__Task description__. Copy out lines with the word "this" from the material that follows.

__Source material__.
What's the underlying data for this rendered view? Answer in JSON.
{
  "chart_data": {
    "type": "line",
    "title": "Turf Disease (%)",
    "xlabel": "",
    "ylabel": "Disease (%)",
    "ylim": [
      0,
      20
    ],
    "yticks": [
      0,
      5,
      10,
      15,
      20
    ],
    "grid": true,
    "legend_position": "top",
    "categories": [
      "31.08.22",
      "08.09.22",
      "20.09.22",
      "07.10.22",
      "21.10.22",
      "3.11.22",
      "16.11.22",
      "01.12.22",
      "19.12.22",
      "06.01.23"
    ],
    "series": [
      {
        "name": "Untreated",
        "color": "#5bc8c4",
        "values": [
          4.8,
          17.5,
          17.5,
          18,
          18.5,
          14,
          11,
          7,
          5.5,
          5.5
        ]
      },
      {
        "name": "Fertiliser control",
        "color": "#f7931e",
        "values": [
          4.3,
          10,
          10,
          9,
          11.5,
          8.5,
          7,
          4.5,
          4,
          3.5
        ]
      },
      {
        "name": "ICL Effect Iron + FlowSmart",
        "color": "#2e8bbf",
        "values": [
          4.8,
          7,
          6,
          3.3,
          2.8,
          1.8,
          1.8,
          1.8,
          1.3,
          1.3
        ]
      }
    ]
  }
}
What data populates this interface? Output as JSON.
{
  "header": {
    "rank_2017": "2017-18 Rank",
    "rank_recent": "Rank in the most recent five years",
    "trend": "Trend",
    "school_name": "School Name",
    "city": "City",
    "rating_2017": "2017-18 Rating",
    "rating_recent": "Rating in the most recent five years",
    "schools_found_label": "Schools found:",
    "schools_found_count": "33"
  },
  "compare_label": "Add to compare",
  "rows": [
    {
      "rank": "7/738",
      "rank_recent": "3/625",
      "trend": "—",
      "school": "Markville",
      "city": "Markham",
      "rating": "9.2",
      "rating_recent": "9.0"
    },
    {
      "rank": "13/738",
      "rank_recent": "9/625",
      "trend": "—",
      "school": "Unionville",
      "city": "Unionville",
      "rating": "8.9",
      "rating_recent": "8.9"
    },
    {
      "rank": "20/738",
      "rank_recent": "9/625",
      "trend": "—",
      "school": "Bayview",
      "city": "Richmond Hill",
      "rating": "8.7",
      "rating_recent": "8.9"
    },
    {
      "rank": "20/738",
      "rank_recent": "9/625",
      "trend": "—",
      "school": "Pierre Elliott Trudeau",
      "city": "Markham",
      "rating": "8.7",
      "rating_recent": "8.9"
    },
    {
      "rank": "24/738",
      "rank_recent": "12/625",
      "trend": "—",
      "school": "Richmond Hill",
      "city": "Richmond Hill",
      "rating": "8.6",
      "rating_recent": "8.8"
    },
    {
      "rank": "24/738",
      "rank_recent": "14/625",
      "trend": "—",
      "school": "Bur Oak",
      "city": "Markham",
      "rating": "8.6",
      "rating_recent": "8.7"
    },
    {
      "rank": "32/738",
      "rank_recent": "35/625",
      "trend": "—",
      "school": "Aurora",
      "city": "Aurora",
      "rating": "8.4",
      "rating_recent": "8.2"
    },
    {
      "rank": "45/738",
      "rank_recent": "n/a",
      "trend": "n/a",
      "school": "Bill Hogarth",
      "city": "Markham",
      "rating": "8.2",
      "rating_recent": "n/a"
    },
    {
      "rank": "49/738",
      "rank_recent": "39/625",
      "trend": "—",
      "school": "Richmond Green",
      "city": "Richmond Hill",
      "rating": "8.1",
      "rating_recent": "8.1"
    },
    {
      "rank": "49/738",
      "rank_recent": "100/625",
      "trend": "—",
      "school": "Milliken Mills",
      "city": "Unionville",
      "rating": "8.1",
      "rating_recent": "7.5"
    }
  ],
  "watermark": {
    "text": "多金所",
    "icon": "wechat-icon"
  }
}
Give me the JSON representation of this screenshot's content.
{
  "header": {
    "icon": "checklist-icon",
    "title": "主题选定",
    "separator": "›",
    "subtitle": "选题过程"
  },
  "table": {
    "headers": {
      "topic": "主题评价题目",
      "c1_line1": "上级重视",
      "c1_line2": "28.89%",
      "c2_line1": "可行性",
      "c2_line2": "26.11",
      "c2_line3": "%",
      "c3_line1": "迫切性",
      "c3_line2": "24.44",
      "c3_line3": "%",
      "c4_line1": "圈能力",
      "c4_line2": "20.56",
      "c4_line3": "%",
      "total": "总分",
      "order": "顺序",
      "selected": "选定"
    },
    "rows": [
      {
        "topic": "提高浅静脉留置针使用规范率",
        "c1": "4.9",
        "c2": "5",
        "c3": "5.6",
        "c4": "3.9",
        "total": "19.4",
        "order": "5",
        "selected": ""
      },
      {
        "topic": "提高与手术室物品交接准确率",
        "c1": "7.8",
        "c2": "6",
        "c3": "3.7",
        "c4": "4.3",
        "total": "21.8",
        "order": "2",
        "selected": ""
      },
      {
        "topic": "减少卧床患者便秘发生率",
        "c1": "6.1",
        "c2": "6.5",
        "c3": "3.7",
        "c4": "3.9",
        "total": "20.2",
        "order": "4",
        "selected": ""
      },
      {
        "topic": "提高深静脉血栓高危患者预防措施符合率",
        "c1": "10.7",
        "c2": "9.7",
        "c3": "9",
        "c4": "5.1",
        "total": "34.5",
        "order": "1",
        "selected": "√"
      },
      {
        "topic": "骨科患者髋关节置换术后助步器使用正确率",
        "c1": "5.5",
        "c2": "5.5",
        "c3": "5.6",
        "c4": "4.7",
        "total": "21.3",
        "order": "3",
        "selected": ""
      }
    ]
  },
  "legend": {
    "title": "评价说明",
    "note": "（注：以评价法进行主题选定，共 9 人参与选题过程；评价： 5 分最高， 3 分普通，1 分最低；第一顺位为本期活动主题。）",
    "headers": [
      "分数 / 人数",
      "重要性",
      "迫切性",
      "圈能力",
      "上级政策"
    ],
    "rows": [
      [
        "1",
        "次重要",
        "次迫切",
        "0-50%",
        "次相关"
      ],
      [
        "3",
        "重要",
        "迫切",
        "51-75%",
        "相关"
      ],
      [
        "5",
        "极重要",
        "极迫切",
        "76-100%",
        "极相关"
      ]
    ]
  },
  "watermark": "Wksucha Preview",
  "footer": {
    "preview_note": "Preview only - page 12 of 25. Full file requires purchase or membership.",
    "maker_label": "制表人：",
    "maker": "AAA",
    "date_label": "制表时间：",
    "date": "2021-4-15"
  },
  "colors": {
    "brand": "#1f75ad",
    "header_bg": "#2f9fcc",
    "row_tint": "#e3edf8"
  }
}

__Solution to the problem__.
What's the underlying data for this rendered view? Answer in JSON.
What data populates this interface? Output as JSON.
Give me the JSON representation of this screenshot's content.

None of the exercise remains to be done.